[Saved entries]
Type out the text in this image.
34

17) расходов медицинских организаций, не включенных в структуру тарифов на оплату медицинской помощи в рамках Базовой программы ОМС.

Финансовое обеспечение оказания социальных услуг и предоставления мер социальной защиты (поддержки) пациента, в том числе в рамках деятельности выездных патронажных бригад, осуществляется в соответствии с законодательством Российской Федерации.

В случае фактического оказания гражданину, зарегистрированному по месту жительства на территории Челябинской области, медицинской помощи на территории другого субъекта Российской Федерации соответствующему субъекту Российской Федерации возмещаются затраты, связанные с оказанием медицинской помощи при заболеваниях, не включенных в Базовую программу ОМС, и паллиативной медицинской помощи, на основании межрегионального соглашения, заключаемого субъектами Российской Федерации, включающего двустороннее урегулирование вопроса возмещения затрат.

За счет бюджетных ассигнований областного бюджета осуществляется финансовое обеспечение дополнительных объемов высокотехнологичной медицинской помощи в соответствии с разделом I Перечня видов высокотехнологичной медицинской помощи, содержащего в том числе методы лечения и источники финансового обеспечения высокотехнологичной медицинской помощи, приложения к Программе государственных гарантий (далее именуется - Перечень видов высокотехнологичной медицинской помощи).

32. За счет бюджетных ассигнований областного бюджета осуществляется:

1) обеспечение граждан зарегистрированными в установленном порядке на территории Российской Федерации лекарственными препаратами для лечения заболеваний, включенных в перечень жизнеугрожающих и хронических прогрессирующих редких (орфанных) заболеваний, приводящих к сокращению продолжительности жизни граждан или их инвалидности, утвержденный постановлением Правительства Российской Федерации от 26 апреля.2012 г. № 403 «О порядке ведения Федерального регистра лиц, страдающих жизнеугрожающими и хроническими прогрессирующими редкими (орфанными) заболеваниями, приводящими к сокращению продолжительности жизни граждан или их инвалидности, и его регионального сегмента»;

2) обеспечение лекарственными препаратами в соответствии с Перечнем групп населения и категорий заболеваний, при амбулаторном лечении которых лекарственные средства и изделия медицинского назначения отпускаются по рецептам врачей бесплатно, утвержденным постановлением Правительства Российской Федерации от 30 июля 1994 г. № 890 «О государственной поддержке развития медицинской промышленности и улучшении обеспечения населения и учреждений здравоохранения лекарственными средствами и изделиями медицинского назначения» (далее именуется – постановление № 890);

* [Stated problem]
Reproduce all the data word for word.

* [Result of the exercise]
Type out the text in this image.
34

17) расходов медицинских организаций, не включенных в структуру тарифов на оплату медицинской помощи в рамках Базовой программы ОМС.

Финансовое обеспечение оказания социальных услуг и предоставления мер социальной защиты (поддержки) пациента, в том числе в рамках деятельности выездных патронажных бригад, осуществляется в соответствии с законодательством Российской Федерации.

В случае фактического оказания гражданину, зарегистрированному по месту жительства на территории Челябинской области, медицинской помощи на территории другого субъекта Российской Федерации соответствующему субъекту Российской Федерации возмещаются затраты, связанные с оказанием медицинской помощи при заболеваниях, не включенных в Базовую программу ОМС, и паллиативной медицинской помощи, на основании межрегионального соглашения, заключаемого субъектами Российской Федерации, включающего двустороннее урегулирование вопроса возмещения затрат.

За счет бюджетных ассигнований областного бюджета осуществляется финансовое обеспечение дополнительных объемов высокотехнологичной медицинской помощи в соответствии с разделом I Перечня видов высокотехнологичной медицинской помощи, содержащего в том числе методы лечения и источники финансового обеспечения высокотехнологичной медицинской помощи, приложения к Программе государственных гарантий (далее именуется - Перечень видов высокотехнологичной медицинской помощи).

32. За счет бюджетных ассигнований областного бюджета осуществляется:

1) обеспечение граждан зарегистрированными в установленном порядке на территории Российской Федерации лекарственными препаратами для лечения заболеваний, включенных в перечень жизнеугрожающих и хронических прогрессирующих редких (орфанных) заболеваний, приводящих к сокращению продолжительности жизни граждан или их инвалидности, утвержденный постановлением Правительства Российской Федерации от 26 апреля.2012 г. № 403 «О порядке ведения Федерального регистра лиц, страдающих жизнеугрожающими и хроническими прогрессирующими редкими (орфанными) заболеваниями, приводящими к сокращению продолжительности жизни граждан или их инвалидности, и его регионального сегмента»;

2) обеспечение лекарственными препаратами в соответствии с Перечнем групп населения и категорий заболеваний, при амбулаторном лечении которых лекарственные средства и изделия медицинского назначения отпускаются по рецептам врачей бесплатно, утвержденным постановлением Правительства Российской Федерации от 30 июля 1994 г. № 890 «О государственной поддержке развития медицинской промышленности и улучшении обеспечения населения и учреждений здравоохранения лекарственными средствами и изделиями медицинского назначения» (далее именуется – постановление № 890);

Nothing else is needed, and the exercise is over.